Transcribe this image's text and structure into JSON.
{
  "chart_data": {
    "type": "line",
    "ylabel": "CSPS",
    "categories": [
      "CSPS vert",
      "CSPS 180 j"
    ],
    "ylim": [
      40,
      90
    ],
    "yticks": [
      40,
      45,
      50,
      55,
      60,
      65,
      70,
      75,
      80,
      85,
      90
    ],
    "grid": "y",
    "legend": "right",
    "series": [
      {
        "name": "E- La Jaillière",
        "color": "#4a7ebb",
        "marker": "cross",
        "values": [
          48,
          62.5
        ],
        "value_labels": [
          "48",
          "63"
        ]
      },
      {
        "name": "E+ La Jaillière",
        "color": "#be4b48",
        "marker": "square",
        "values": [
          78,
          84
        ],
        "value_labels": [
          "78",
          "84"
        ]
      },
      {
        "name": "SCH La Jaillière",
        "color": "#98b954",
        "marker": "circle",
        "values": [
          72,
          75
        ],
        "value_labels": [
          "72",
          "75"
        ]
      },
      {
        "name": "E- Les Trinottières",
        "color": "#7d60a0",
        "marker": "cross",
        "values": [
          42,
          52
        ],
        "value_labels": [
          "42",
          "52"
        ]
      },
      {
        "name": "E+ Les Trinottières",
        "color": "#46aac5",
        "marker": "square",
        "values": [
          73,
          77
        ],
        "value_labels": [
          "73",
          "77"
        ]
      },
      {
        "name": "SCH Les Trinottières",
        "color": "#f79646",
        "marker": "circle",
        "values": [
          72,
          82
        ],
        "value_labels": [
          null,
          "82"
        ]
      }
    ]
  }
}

= = = = =

◆ TASK BRIEF ◆
Repeat each record in full; every line must match exactly.

◆ TASK ANSWER ◆
Transcribe this image's text and structure into JSON.
{
  "chart_data": {
    "type": "line",
    "ylabel": "CSPS",
    "categories": [
      "CSPS vert",
      "CSPS 180 j"
    ],
    "ylim": [
      40,
      90
    ],
    "yticks": [
      40,
      45,
      50,
      55,
      60,
      65,
      70,
      75,
      80,
      85,
      90
    ],
    "grid": "y",
    "legend": "right",
    "series": [
      {
        "name": "E- La Jaillière",
        "color": "#4a7ebb",
        "marker": "cross",
        "values": [
          48,
          62.5
        ],
        "value_labels": [
          "48",
          "63"
        ]
      },
      {
        "name": "E+ La Jaillière",
        "color": "#be4b48",
        "marker": "square",
        "values": [
          78,
          84
        ],
        "value_labels": [
          "78",
          "84"
        ]
      },
      {
        "name": "SCH La Jaillière",
        "color": "#98b954",
        "marker": "circle",
        "values": [
          72,
          75
        ],
        "value_labels": [
          "72",
          "75"
        ]
      },
      {
        "name": "E- Les Trinottières",
        "color": "#7d60a0",
        "marker": "cross",
        "values": [
          42,
          52
        ],
        "value_labels": [
          "42",
          "52"
        ]
      },
      {
        "name": "E+ Les Trinottières",
        "color": "#46aac5",
        "marker": "square",
        "values": [
          73,
          77
        ],
        "value_labels": [
          "73",
          "77"
        ]
      },
      {
        "name": "SCH Les Trinottières",
        "color": "#f79646",
        "marker": "circle",
        "values": [
          72,
          82
        ],
        "value_labels": [
          null,
          "82"
        ]
      }
    ]
  }
}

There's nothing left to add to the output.